### Reading text
++++++++++++++++++++

I should note to the list that the latest development version of
PDFBox claims to have solved an Out of Memory Exception error. Sounds
familiar :)

I had suggested to Tim privately that maybe he could test it out and let us
know if it resolves the problem:

http://www.pdfbox.org/changes.html#version_0.7.4-dev

On 22/09/2007, Mark Diggory <[EMAIL PROTECTED]> wrote:
> Yes, I recall some issues in the past which we addressed by upgrading that
> jar to the latest. DSpace 1.4.2/1.5 should have the latest PDFBox jar
> (0.7.3) while DSpace 1.4.1 has an older version.
>
> Unfortunately, PDFBox is a more full featured PDF editor and not just a text
> extractor, it pulls large portions of the PDF into memory when processing
> it.  If we could find a more stream based text extractor for pdf files, it
> would make the memory footprint much more fixed for FilterMedia.

++++++++++++++++++++

### Exercise instructions
a – Reproduce the stretch of the PDFBox message from "I should note" through "an older version." word for word.
b – List every DSpace version number that the PDFBox message mentions.
c – According to the PDFBox message, which PDFBox jar version should DSpace 1.4.2/1.5 have?
Answer from the PDFBox message alone.

++++++++++++++++++++

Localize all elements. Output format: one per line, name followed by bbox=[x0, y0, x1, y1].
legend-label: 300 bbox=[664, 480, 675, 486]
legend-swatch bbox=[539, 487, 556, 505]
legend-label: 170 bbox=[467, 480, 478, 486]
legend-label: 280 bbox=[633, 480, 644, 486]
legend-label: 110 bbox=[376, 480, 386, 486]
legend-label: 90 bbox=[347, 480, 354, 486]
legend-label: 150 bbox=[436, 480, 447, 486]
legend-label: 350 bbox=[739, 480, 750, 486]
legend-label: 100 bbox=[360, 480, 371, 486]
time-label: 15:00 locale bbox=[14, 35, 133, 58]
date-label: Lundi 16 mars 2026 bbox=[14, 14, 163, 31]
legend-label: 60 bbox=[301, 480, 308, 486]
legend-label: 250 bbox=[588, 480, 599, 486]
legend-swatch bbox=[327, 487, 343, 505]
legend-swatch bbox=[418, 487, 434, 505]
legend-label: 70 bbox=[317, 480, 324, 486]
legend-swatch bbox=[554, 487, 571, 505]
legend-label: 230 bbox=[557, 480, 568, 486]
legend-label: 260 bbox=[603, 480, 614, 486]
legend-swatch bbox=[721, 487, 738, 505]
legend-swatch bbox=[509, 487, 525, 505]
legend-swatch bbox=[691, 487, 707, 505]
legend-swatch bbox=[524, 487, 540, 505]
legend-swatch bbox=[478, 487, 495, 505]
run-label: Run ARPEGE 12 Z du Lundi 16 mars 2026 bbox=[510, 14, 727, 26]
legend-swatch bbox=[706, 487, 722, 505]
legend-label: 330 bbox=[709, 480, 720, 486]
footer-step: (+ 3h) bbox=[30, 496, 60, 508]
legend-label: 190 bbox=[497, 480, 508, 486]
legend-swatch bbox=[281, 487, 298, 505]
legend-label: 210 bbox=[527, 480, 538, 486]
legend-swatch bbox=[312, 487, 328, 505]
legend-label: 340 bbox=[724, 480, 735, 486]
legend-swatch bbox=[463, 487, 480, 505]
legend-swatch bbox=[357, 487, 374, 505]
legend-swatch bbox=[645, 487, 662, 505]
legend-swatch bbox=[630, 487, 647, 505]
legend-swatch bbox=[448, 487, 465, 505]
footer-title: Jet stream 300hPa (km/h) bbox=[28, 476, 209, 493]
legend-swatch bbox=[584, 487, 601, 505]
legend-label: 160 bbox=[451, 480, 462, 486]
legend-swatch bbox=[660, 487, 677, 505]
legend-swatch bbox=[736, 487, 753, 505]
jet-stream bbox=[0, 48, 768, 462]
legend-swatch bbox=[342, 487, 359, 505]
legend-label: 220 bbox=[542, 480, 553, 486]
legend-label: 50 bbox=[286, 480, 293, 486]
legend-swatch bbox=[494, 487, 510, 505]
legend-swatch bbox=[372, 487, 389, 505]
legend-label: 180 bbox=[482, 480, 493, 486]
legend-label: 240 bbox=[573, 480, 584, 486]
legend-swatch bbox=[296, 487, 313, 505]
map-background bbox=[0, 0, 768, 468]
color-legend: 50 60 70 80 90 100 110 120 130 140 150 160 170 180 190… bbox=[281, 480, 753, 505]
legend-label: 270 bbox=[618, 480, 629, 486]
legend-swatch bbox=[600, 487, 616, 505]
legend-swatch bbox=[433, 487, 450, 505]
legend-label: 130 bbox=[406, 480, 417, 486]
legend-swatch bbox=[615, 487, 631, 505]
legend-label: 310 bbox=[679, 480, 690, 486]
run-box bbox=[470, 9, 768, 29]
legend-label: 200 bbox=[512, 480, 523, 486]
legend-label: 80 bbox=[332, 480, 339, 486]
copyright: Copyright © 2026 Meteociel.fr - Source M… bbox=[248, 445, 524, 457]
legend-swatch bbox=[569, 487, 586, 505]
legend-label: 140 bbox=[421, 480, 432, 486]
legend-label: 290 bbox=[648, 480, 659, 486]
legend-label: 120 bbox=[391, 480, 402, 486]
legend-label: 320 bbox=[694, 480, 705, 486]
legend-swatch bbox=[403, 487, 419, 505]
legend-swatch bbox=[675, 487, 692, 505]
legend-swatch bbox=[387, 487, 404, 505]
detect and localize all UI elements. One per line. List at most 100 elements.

++++++++++++++++++++

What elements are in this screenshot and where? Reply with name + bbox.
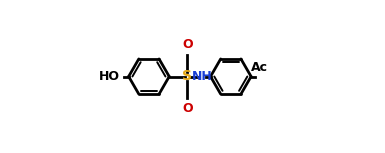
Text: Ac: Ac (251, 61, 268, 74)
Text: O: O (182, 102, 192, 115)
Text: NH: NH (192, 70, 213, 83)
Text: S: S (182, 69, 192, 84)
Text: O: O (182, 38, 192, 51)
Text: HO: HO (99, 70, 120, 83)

++++++++++++++++++++

### Exercise solutions
a –
I should note to the list that the latest development version of
PDFBox claims to have solved an Out of Memory Exception error. Sounds
familiar :)

I had suggested to Tim privately that maybe he could test it out and let us
know if it resolves the problem:

http://www.pdfbox.org/changes.html#version_0.7.4-dev

On 22/09/2007, Mark Diggory <[EMAIL PROTECTED]> wrote:
> Yes, I recall some issues in the past which we addressed by upgrading that
> jar to the latest. DSpace 1.4.2/1.5 should have the latest PDFBox jar
> (0.7.3) while DSpace 1.4.1 has an older version.

b – 1.4.2, 1.5, 1.4.1

c – 0.7.3